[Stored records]
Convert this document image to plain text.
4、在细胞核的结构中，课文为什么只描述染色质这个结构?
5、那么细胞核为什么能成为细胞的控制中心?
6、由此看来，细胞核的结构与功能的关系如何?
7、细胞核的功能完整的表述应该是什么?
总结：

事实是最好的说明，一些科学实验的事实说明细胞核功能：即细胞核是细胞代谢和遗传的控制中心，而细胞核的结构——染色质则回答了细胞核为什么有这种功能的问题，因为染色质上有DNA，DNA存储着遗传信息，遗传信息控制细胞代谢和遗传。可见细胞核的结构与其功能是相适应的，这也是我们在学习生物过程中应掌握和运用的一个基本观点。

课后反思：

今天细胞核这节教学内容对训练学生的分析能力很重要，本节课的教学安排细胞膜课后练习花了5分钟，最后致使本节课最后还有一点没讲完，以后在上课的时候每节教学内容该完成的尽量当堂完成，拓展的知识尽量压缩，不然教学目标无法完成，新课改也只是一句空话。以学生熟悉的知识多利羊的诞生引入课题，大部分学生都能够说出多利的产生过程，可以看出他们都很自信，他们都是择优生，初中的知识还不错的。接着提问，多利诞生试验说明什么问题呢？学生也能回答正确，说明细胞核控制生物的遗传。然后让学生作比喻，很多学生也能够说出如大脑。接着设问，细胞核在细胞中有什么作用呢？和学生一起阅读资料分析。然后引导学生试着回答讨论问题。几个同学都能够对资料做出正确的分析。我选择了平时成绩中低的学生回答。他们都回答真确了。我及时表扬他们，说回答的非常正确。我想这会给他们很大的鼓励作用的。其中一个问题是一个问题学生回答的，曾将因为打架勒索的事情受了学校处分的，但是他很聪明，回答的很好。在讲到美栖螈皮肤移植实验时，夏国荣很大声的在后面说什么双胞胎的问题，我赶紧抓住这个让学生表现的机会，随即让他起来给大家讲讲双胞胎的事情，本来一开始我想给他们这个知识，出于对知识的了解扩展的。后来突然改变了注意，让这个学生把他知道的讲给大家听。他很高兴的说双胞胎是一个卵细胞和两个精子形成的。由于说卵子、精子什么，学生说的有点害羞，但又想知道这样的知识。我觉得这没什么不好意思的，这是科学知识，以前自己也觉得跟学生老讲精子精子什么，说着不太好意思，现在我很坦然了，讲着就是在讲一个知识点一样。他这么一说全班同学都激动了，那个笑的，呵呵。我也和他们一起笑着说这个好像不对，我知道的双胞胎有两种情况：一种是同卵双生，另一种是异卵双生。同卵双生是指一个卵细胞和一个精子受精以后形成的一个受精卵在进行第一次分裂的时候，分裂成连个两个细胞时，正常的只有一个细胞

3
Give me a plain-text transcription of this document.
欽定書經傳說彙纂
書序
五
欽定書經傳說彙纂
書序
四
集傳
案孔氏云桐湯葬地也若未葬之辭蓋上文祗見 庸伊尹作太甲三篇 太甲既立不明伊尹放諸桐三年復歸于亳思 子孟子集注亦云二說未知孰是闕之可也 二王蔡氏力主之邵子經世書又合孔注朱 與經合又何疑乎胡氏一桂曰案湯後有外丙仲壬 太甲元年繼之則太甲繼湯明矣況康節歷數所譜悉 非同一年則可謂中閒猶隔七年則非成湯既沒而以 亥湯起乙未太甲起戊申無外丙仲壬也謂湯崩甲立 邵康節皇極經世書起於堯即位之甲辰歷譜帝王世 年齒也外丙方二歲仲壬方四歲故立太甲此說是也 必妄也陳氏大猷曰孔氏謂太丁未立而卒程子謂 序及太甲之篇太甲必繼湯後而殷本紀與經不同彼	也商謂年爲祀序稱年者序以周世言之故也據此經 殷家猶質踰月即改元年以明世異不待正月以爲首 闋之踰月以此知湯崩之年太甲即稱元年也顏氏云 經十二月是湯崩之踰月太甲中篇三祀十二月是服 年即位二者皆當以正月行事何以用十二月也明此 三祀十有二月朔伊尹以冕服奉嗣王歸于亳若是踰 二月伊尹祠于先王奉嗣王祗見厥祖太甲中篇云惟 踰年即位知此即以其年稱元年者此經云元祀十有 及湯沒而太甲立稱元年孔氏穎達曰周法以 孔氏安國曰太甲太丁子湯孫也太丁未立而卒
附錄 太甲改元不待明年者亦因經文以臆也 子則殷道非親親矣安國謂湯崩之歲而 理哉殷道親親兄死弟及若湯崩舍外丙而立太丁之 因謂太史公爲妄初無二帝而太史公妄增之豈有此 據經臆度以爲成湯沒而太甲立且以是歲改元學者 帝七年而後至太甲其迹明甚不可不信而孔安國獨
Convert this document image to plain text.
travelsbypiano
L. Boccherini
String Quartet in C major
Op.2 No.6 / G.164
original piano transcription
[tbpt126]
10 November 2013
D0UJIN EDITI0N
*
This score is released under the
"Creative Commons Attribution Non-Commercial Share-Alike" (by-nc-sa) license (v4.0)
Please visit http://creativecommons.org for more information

Set problem:
Your task is to quote all of the data word for word.

Solution to this task:
Convert this document image to plain text.
4、在细胞核的结构中，课文为什么只描述染色质这个结构?
5、那么细胞核为什么能成为细胞的控制中心?
6、由此看来，细胞核的结构与功能的关系如何?
7、细胞核的功能完整的表述应该是什么?
总结：

事实是最好的说明，一些科学实验的事实说明细胞核功能：即细胞核是细胞代谢和遗传的控制中心，而细胞核的结构——染色质则回答了细胞核为什么有这种功能的问题，因为染色质上有DNA，DNA存储着遗传信息，遗传信息控制细胞代谢和遗传。可见细胞核的结构与其功能是相适应的，这也是我们在学习生物过程中应掌握和运用的一个基本观点。

课后反思：

今天细胞核这节教学内容对训练学生的分析能力很重要，本节课的教学安排细胞膜课后练习花了5分钟，最后致使本节课最后还有一点没讲完，以后在上课的时候每节教学内容该完成的尽量当堂完成，拓展的知识尽量压缩，不然教学目标无法完成，新课改也只是一句空话。以学生熟悉的知识多利羊的诞生引入课题，大部分学生都能够说出多利的产生过程，可以看出他们都很自信，他们都是择优生，初中的知识还不错的。接着提问，多利诞生试验说明什么问题呢？学生也能回答正确，说明细胞核控制生物的遗传。然后让学生作比喻，很多学生也能够说出如大脑。接着设问，细胞核在细胞中有什么作用呢？和学生一起阅读资料分析。然后引导学生试着回答讨论问题。几个同学都能够对资料做出正确的分析。我选择了平时成绩中低的学生回答。他们都回答真确了。我及时表扬他们，说回答的非常正确。我想这会给他们很大的鼓励作用的。其中一个问题是一个问题学生回答的，曾将因为打架勒索的事情受了学校处分的，但是他很聪明，回答的很好。在讲到美栖螈皮肤移植实验时，夏国荣很大声的在后面说什么双胞胎的问题，我赶紧抓住这个让学生表现的机会，随即让他起来给大家讲讲双胞胎的事情，本来一开始我想给他们这个知识，出于对知识的了解扩展的。后来突然改变了注意，让这个学生把他知道的讲给大家听。他很高兴的说双胞胎是一个卵细胞和两个精子形成的。由于说卵子、精子什么，学生说的有点害羞，但又想知道这样的知识。我觉得这没什么不好意思的，这是科学知识，以前自己也觉得跟学生老讲精子精子什么，说着不太好意思，现在我很坦然了，讲着就是在讲一个知识点一样。他这么一说全班同学都激动了，那个笑的，呵呵。我也和他们一起笑着说这个好像不对，我知道的双胞胎有两种情况：一种是同卵双生，另一种是异卵双生。同卵双生是指一个卵细胞和一个精子受精以后形成的一个受精卵在进行第一次分裂的时候，分裂成连个两个细胞时，正常的只有一个细胞

3
Give me a plain-text transcription of this document.
欽定書經傳說彙纂
書序
五
欽定書經傳說彙纂
書序
四
集傳
案孔氏云桐湯葬地也若未葬之辭蓋上文祗見 庸伊尹作太甲三篇 太甲既立不明伊尹放諸桐三年復歸于亳思 子孟子集注亦云二說未知孰是闕之可也 二王蔡氏力主之邵子經世書又合孔注朱 與經合又何疑乎胡氏一桂曰案湯後有外丙仲壬 太甲元年繼之則太甲繼湯明矣況康節歷數所譜悉 非同一年則可謂中閒猶隔七年則非成湯既沒而以 亥湯起乙未太甲起戊申無外丙仲壬也謂湯崩甲立 邵康節皇極經世書起於堯即位之甲辰歷譜帝王世 年齒也外丙方二歲仲壬方四歲故立太甲此說是也 必妄也陳氏大猷曰孔氏謂太丁未立而卒程子謂 序及太甲之篇太甲必繼湯後而殷本紀與經不同彼	也商謂年爲祀序稱年者序以周世言之故也據此經 殷家猶質踰月即改元年以明世異不待正月以爲首 闋之踰月以此知湯崩之年太甲即稱元年也顏氏云 經十二月是湯崩之踰月太甲中篇三祀十二月是服 年即位二者皆當以正月行事何以用十二月也明此 三祀十有二月朔伊尹以冕服奉嗣王歸于亳若是踰 二月伊尹祠于先王奉嗣王祗見厥祖太甲中篇云惟 踰年即位知此即以其年稱元年者此經云元祀十有 及湯沒而太甲立稱元年孔氏穎達曰周法以 孔氏安國曰太甲太丁子湯孫也太丁未立而卒
附錄 太甲改元不待明年者亦因經文以臆也 子則殷道非親親矣安國謂湯崩之歲而 理哉殷道親親兄死弟及若湯崩舍外丙而立太丁之 因謂太史公爲妄初無二帝而太史公妄增之豈有此 據經臆度以爲成湯沒而太甲立且以是歲改元學者 帝七年而後至太甲其迹明甚不可不信而孔安國獨
Convert this document image to plain text.
travelsbypiano
L. Boccherini
String Quartet in C major
Op.2 No.6 / G.164
original piano transcription
[tbpt126]
10 November 2013
D0UJIN EDITI0N
*
This score is released under the
"Creative Commons Attribution Non-Commercial Share-Alike" (by-nc-sa) license (v4.0)
Please visit http://creativecommons.org for more information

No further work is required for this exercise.